Dataset excerpt
■ ■ ■

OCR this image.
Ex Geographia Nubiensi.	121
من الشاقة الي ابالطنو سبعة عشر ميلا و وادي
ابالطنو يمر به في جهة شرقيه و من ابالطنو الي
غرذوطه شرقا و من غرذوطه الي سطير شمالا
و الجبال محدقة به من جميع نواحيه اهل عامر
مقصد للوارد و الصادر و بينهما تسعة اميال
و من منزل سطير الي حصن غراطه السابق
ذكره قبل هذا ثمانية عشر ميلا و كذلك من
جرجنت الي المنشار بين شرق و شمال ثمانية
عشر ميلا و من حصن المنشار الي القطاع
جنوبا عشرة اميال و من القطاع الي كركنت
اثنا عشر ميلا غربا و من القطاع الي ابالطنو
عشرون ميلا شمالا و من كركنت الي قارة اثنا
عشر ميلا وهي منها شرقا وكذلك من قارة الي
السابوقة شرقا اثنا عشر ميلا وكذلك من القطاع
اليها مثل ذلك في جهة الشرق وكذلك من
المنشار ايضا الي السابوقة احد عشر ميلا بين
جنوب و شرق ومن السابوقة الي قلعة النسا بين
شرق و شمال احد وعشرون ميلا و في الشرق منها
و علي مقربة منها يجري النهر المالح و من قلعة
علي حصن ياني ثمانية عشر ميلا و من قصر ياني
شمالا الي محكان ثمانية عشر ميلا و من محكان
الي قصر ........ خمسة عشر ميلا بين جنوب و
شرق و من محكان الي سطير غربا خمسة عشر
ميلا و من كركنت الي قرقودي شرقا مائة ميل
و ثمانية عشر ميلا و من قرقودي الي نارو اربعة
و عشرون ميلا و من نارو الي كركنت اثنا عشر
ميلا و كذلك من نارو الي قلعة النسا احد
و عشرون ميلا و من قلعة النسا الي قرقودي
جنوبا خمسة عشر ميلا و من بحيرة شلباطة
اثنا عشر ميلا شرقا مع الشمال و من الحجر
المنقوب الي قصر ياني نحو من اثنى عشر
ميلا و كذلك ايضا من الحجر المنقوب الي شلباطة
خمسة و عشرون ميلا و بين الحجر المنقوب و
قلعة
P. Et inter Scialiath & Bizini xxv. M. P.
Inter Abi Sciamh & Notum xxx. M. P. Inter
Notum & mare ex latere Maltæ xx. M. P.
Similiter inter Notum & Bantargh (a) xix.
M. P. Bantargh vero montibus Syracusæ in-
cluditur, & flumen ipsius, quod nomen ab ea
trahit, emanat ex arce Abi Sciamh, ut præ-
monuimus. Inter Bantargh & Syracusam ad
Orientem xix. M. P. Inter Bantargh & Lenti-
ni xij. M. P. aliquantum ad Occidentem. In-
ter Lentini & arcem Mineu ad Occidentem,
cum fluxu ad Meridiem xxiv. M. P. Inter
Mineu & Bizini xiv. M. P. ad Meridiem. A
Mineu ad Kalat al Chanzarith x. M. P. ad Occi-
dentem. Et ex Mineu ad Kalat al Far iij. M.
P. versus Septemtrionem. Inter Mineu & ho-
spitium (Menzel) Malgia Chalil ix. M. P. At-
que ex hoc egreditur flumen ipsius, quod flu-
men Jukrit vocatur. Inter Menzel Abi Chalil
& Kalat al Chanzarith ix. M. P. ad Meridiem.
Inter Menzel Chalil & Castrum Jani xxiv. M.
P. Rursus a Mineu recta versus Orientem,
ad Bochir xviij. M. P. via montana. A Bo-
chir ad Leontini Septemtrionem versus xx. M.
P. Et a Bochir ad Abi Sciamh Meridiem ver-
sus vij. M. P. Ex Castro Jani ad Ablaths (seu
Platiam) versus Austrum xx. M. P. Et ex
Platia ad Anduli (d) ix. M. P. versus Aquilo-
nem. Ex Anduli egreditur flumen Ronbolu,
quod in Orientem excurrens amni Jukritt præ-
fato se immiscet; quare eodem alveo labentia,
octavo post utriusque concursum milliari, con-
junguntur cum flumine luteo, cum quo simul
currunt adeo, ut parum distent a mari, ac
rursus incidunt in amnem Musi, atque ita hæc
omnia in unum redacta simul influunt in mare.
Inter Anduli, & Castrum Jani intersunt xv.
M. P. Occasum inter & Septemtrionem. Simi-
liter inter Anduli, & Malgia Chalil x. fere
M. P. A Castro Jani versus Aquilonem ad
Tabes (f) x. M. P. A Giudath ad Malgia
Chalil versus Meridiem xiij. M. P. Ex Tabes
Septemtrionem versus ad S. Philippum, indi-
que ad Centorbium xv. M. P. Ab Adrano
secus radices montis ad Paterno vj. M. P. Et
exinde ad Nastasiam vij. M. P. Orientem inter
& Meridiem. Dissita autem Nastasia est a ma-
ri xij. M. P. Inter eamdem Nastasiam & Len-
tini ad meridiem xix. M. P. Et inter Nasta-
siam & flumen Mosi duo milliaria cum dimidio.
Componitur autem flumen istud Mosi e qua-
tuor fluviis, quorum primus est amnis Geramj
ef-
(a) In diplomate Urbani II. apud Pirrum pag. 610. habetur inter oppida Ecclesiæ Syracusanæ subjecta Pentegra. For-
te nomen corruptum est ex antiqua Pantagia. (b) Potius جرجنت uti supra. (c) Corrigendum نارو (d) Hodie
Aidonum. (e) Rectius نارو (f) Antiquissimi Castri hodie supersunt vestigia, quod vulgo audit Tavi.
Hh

■ ■ ■

● **REQUEST**: Exactly as they are written, print the entries again.

● **ANSWER TO THE EXERCISE**:
OCR this image.
Ex Geographia Nubiensi.	121
من الشاقة الي ابالطنو سبعة عشر ميلا و وادي
ابالطنو يمر به في جهة شرقيه و من ابالطنو الي
غرذوطه شرقا و من غرذوطه الي سطير شمالا
و الجبال محدقة به من جميع نواحيه اهل عامر
مقصد للوارد و الصادر و بينهما تسعة اميال
و من منزل سطير الي حصن غراطه السابق
ذكره قبل هذا ثمانية عشر ميلا و كذلك من
جرجنت الي المنشار بين شرق و شمال ثمانية
عشر ميلا و من حصن المنشار الي القطاع
جنوبا عشرة اميال و من القطاع الي كركنت
اثنا عشر ميلا غربا و من القطاع الي ابالطنو
عشرون ميلا شمالا و من كركنت الي قارة اثنا
عشر ميلا وهي منها شرقا وكذلك من قارة الي
السابوقة شرقا اثنا عشر ميلا وكذلك من القطاع
اليها مثل ذلك في جهة الشرق وكذلك من
المنشار ايضا الي السابوقة احد عشر ميلا بين
جنوب و شرق ومن السابوقة الي قلعة النسا بين
شرق و شمال احد وعشرون ميلا و في الشرق منها
و علي مقربة منها يجري النهر المالح و من قلعة
علي حصن ياني ثمانية عشر ميلا و من قصر ياني
شمالا الي محكان ثمانية عشر ميلا و من محكان
الي قصر ........ خمسة عشر ميلا بين جنوب و
شرق و من محكان الي سطير غربا خمسة عشر
ميلا و من كركنت الي قرقودي شرقا مائة ميل
و ثمانية عشر ميلا و من قرقودي الي نارو اربعة
و عشرون ميلا و من نارو الي كركنت اثنا عشر
ميلا و كذلك من نارو الي قلعة النسا احد
و عشرون ميلا و من قلعة النسا الي قرقودي
جنوبا خمسة عشر ميلا و من بحيرة شلباطة
اثنا عشر ميلا شرقا مع الشمال و من الحجر
المنقوب الي قصر ياني نحو من اثنى عشر
ميلا و كذلك ايضا من الحجر المنقوب الي شلباطة
خمسة و عشرون ميلا و بين الحجر المنقوب و
قلعة
P. Et inter Scialiath & Bizini xxv. M. P.
Inter Abi Sciamh & Notum xxx. M. P. Inter
Notum & mare ex latere Maltæ xx. M. P.
Similiter inter Notum & Bantargh (a) xix.
M. P. Bantargh vero montibus Syracusæ in-
cluditur, & flumen ipsius, quod nomen ab ea
trahit, emanat ex arce Abi Sciamh, ut præ-
monuimus. Inter Bantargh & Syracusam ad
Orientem xix. M. P. Inter Bantargh & Lenti-
ni xij. M. P. aliquantum ad Occidentem. In-
ter Lentini & arcem Mineu ad Occidentem,
cum fluxu ad Meridiem xxiv. M. P. Inter
Mineu & Bizini xiv. M. P. ad Meridiem. A
Mineu ad Kalat al Chanzarith x. M. P. ad Occi-
dentem. Et ex Mineu ad Kalat al Far iij. M.
P. versus Septemtrionem. Inter Mineu & ho-
spitium (Menzel) Malgia Chalil ix. M. P. At-
que ex hoc egreditur flumen ipsius, quod flu-
men Jukrit vocatur. Inter Menzel Abi Chalil
& Kalat al Chanzarith ix. M. P. ad Meridiem.
Inter Menzel Chalil & Castrum Jani xxiv. M.
P. Rursus a Mineu recta versus Orientem,
ad Bochir xviij. M. P. via montana. A Bo-
chir ad Leontini Septemtrionem versus xx. M.
P. Et a Bochir ad Abi Sciamh Meridiem ver-
sus vij. M. P. Ex Castro Jani ad Ablaths (seu
Platiam) versus Austrum xx. M. P. Et ex
Platia ad Anduli (d) ix. M. P. versus Aquilo-
nem. Ex Anduli egreditur flumen Ronbolu,
quod in Orientem excurrens amni Jukritt præ-
fato se immiscet; quare eodem alveo labentia,
octavo post utriusque concursum milliari, con-
junguntur cum flumine luteo, cum quo simul
currunt adeo, ut parum distent a mari, ac
rursus incidunt in amnem Musi, atque ita hæc
omnia in unum redacta simul influunt in mare.
Inter Anduli, & Castrum Jani intersunt xv.
M. P. Occasum inter & Septemtrionem. Simi-
liter inter Anduli, & Malgia Chalil x. fere
M. P. A Castro Jani versus Aquilonem ad
Tabes (f) x. M. P. A Giudath ad Malgia
Chalil versus Meridiem xiij. M. P. Ex Tabes
Septemtrionem versus ad S. Philippum, indi-
que ad Centorbium xv. M. P. Ab Adrano
secus radices montis ad Paterno vj. M. P. Et
exinde ad Nastasiam vij. M. P. Orientem inter
& Meridiem. Dissita autem Nastasia est a ma-
ri xij. M. P. Inter eamdem Nastasiam & Len-
tini ad meridiem xix. M. P. Et inter Nasta-
siam & flumen Mosi duo milliaria cum dimidio.
Componitur autem flumen istud Mosi e qua-
tuor fluviis, quorum primus est amnis Geramj
ef-
(a) In diplomate Urbani II. apud Pirrum pag. 610. habetur inter oppida Ecclesiæ Syracusanæ subjecta Pentegra. For-
te nomen corruptum est ex antiqua Pantagia. (b) Potius جرجنت uti supra. (c) Corrigendum نارو (d) Hodie
Aidonum. (e) Rectius نارو (f) Antiquissimi Castri hodie supersunt vestigia, quod vulgo audit Tavi.
Hh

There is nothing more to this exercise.